**WHAT IS BEING ASKED:** Return the number of lines that contain the word "Shareholder", and return nothing else.

**RECORD EXTRACTS:**
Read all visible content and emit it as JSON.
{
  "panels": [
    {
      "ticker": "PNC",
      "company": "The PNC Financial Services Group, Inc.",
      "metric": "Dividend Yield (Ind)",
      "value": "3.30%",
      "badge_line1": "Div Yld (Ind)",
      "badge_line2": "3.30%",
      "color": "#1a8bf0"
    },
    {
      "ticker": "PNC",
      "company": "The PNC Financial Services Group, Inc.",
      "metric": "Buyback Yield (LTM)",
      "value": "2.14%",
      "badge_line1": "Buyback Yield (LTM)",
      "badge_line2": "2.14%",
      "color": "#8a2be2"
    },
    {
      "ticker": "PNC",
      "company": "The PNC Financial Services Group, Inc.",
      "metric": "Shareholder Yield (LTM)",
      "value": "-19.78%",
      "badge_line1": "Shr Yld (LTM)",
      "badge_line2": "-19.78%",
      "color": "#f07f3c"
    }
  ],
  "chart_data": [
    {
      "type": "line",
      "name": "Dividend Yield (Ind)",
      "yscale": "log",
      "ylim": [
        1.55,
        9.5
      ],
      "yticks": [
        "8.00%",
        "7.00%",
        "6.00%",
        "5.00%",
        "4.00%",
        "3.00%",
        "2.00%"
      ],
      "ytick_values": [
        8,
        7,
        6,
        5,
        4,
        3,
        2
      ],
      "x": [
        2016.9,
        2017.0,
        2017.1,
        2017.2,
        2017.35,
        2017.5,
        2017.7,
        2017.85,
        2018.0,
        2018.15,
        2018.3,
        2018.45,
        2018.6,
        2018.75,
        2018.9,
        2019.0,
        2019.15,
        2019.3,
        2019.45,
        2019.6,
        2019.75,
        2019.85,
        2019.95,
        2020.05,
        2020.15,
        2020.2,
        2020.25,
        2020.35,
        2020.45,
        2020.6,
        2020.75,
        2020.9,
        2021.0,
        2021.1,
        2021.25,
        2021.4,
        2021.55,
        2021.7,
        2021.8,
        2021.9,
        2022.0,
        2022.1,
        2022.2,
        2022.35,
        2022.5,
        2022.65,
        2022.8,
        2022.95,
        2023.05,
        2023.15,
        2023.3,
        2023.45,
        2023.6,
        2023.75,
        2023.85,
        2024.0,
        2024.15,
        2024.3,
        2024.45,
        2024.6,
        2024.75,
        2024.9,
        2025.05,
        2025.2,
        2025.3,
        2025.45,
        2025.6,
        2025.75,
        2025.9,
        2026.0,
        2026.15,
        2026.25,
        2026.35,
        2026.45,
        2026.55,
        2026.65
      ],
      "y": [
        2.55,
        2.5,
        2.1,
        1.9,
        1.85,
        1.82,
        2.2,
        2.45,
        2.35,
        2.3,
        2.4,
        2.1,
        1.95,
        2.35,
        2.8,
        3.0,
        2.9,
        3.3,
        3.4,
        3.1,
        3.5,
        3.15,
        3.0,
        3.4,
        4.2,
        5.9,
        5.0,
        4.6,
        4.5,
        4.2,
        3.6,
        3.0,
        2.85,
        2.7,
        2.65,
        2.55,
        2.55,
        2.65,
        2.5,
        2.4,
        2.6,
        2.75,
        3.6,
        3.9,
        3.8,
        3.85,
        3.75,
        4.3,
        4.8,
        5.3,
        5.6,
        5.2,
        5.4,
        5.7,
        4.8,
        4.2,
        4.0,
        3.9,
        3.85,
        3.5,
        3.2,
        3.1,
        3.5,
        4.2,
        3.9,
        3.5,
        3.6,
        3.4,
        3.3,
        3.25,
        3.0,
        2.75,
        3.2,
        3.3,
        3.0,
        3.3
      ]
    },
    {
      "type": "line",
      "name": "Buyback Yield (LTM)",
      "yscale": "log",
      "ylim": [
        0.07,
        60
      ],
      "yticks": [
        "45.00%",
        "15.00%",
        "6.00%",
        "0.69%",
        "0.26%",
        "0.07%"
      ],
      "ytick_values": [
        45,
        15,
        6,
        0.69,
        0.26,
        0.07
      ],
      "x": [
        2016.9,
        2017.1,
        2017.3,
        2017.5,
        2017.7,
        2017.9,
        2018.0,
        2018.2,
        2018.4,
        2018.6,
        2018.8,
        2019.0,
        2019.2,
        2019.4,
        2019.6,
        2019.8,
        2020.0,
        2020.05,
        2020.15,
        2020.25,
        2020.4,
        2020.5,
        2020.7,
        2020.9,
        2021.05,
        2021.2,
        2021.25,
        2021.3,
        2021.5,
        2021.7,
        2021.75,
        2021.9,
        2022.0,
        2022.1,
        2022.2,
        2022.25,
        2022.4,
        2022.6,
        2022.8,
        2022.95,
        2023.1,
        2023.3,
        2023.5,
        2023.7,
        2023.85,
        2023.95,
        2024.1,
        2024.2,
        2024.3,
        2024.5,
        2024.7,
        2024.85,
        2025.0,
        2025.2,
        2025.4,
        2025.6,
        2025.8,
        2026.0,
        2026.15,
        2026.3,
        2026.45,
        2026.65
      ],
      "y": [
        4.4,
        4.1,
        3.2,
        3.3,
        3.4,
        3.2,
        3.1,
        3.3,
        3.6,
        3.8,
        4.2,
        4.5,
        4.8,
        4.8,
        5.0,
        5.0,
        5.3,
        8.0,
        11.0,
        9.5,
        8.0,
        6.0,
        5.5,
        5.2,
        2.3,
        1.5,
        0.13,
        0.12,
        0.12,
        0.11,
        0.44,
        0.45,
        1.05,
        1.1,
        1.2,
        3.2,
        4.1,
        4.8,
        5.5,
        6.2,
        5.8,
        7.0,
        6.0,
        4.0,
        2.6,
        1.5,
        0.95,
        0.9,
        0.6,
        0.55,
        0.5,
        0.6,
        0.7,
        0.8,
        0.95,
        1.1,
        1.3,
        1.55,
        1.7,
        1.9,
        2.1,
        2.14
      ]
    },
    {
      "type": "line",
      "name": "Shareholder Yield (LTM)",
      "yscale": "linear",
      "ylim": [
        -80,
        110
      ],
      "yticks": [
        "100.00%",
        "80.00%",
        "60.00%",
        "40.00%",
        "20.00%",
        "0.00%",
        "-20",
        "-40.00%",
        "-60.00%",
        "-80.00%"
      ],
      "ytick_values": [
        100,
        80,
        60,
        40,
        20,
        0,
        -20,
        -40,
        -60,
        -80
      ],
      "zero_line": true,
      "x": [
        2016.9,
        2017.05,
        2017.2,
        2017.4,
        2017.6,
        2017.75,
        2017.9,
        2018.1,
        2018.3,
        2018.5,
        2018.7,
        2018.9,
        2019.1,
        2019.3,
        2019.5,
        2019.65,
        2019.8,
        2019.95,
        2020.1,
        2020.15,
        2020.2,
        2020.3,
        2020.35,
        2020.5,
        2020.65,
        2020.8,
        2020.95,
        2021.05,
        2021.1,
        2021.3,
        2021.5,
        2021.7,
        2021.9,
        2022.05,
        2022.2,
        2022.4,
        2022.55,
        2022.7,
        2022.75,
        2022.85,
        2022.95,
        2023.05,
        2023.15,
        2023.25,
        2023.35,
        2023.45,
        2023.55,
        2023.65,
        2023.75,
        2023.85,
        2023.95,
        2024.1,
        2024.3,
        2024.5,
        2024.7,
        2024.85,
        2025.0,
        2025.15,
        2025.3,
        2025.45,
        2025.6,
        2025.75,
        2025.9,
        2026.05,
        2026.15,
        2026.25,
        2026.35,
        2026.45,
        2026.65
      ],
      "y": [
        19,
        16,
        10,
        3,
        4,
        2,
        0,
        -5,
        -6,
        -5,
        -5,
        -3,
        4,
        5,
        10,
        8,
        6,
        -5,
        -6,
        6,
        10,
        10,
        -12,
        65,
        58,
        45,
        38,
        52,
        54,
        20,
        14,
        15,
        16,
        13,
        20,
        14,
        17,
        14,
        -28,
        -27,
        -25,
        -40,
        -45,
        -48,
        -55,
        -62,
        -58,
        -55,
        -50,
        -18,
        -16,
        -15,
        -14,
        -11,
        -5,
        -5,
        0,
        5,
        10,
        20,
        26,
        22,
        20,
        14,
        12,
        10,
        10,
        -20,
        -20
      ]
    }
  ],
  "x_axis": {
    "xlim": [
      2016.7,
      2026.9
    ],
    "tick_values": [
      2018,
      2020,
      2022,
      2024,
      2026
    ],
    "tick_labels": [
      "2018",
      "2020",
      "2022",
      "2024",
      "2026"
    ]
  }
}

**EXPECTED OUTPUT:** 2